==== WORKING DATA ====
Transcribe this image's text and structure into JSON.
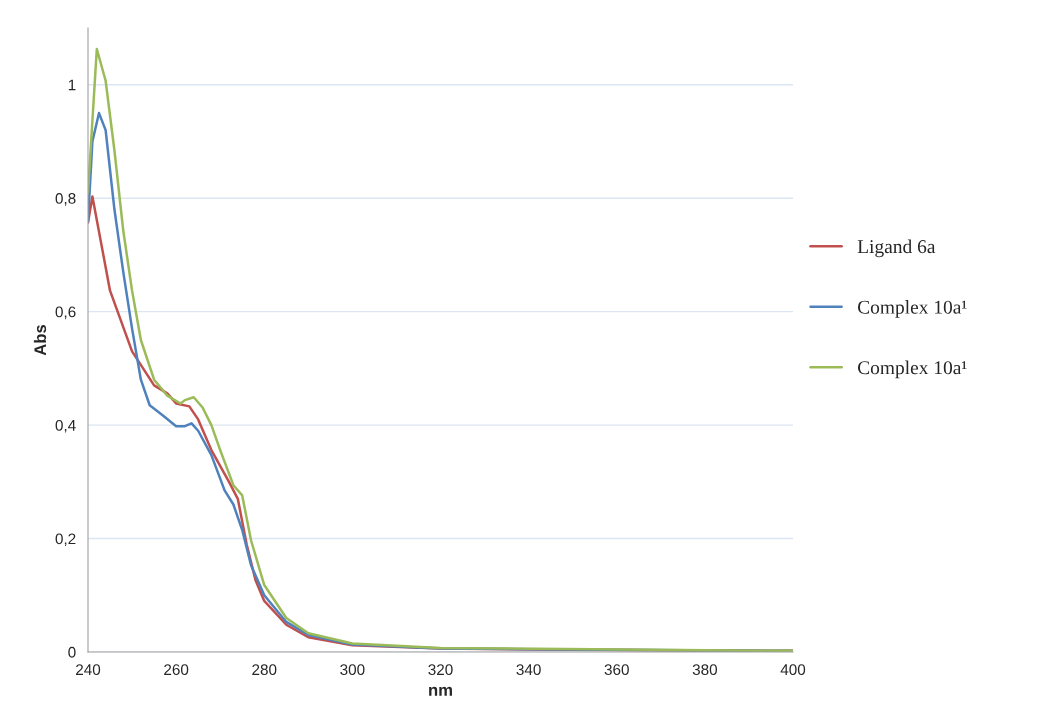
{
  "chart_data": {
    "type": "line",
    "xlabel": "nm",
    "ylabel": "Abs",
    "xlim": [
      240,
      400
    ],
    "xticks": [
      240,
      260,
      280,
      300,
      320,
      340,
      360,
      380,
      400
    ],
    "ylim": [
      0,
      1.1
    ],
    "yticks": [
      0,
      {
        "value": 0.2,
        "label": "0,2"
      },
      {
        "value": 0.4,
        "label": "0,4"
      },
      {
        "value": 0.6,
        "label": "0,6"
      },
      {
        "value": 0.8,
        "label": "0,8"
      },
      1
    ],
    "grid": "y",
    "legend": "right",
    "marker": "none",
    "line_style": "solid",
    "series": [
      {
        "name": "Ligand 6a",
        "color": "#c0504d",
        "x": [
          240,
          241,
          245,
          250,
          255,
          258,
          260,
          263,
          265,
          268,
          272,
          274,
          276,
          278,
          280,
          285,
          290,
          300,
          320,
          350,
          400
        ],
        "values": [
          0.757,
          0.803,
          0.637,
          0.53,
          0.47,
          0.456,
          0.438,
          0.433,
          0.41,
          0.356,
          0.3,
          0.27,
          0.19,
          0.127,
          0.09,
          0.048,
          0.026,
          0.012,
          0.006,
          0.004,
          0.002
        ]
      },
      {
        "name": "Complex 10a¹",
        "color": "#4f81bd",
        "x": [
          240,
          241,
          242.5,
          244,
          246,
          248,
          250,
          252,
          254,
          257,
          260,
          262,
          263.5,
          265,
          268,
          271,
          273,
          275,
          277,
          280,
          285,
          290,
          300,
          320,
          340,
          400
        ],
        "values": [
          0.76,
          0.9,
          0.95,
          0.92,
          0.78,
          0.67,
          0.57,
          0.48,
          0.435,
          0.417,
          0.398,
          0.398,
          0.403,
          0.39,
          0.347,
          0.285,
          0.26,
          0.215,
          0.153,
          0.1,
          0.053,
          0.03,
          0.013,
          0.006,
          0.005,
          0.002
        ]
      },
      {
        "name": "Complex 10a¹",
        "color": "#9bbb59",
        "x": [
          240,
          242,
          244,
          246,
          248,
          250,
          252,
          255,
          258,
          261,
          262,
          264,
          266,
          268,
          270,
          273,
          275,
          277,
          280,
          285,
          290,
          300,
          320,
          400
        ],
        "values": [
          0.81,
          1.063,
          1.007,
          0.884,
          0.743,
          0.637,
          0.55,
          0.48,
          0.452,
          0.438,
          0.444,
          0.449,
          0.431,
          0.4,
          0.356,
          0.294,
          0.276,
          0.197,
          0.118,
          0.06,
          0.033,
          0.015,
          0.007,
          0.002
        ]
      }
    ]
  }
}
====
EXERCISE TASK |
Copy each line of the preceding data that contains the string "color".

RESULT FOR THIS TASK |
        "color": "#c0504d",
        "color": "#4f81bd",
        "color": "#9bbb59",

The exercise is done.